Figure collection entries:
*****
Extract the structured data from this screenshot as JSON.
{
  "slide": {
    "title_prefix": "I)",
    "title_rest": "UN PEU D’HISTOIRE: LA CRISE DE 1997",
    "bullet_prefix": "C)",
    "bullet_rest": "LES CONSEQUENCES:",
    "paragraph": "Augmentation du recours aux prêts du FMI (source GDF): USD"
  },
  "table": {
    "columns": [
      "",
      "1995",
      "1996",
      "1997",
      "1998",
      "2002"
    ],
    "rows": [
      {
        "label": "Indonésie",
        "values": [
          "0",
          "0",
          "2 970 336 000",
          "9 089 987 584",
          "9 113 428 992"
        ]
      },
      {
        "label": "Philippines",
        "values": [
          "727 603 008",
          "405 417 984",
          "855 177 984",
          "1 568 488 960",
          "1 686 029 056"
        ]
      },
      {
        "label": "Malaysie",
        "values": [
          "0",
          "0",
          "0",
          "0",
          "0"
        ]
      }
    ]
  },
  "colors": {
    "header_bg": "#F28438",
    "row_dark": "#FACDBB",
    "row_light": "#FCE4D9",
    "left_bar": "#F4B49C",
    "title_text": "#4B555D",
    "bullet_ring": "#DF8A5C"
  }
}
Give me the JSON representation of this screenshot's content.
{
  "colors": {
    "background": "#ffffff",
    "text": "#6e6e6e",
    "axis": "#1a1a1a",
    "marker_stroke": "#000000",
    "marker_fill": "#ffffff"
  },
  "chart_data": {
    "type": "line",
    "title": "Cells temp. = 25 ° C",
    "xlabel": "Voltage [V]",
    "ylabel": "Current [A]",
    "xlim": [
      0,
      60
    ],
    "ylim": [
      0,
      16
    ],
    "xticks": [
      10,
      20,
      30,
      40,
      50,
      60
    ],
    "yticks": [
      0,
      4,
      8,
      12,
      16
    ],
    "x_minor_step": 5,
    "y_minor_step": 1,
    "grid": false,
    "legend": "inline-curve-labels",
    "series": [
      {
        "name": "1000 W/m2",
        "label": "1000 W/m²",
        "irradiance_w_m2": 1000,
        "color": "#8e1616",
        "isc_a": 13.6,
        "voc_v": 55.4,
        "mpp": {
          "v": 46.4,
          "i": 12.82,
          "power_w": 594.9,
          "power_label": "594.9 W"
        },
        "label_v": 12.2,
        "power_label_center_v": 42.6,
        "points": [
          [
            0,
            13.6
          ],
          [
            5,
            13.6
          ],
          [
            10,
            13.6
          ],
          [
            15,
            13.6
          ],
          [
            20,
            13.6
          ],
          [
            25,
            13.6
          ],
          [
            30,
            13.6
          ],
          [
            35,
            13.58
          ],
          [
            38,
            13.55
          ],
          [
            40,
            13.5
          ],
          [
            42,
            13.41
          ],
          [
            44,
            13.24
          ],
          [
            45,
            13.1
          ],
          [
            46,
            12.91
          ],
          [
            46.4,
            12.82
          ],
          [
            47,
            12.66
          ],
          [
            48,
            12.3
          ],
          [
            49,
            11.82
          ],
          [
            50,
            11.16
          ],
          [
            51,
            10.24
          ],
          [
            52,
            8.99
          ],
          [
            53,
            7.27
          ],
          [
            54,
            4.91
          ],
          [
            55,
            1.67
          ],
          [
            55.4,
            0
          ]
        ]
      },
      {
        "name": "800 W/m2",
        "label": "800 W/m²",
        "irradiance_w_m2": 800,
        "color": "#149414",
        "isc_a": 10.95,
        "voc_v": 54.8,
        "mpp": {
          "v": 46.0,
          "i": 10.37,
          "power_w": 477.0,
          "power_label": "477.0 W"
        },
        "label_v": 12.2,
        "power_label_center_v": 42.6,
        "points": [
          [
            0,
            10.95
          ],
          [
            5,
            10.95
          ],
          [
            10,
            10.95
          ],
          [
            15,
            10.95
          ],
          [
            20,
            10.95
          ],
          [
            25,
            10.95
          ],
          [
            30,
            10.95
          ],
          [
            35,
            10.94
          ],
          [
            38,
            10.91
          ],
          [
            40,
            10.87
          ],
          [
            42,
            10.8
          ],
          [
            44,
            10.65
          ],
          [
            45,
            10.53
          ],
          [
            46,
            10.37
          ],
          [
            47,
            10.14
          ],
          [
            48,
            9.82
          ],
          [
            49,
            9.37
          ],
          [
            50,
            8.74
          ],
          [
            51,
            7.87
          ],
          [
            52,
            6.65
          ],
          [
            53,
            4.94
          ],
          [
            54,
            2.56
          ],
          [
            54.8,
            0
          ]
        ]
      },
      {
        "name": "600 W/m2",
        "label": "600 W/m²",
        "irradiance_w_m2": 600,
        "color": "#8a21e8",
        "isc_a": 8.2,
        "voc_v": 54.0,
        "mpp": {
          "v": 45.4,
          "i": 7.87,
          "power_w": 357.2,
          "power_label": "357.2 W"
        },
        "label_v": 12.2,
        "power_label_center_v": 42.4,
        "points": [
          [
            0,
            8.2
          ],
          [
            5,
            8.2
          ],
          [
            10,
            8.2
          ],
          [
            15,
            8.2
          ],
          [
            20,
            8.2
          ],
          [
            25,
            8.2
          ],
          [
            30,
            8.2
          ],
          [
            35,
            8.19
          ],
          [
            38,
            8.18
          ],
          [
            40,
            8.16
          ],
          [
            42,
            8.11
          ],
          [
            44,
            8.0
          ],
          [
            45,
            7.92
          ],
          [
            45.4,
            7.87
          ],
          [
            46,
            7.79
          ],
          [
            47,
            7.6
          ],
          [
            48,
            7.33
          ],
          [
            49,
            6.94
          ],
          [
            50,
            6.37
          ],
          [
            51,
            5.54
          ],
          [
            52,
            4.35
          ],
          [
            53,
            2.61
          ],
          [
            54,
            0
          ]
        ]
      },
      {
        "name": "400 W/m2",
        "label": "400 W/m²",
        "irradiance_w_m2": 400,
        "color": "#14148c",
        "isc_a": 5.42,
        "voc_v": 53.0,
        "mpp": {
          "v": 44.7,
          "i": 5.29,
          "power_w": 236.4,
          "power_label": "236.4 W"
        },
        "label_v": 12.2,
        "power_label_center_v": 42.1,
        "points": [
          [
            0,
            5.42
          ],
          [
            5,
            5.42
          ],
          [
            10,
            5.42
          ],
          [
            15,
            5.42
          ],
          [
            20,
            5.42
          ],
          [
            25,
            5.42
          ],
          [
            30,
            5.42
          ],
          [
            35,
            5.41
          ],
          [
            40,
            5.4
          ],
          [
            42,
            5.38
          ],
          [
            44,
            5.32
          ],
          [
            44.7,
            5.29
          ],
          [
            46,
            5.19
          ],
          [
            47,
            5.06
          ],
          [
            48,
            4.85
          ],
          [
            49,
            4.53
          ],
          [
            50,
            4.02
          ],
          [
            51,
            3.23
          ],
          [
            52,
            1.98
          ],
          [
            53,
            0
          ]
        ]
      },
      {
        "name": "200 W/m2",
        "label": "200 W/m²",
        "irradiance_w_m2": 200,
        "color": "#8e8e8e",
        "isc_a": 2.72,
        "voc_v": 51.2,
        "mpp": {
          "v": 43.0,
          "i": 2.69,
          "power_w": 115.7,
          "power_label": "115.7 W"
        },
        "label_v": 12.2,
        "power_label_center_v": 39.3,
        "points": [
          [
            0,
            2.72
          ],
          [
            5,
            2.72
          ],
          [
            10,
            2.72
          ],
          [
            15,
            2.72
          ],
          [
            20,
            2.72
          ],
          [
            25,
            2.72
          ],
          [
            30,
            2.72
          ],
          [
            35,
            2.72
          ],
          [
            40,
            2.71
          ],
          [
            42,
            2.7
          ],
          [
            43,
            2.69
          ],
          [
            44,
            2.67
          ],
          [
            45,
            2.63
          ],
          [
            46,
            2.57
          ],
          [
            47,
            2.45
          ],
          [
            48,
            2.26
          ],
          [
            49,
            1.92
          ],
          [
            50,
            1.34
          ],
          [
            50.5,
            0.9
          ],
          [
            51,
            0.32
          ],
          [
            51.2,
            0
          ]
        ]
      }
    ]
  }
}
*****
What is needed: Collect the lines that hold "screenshot".

Task output:
Extract the structured data from this screenshot as JSON.
Give me the JSON representation of this screenshot's content.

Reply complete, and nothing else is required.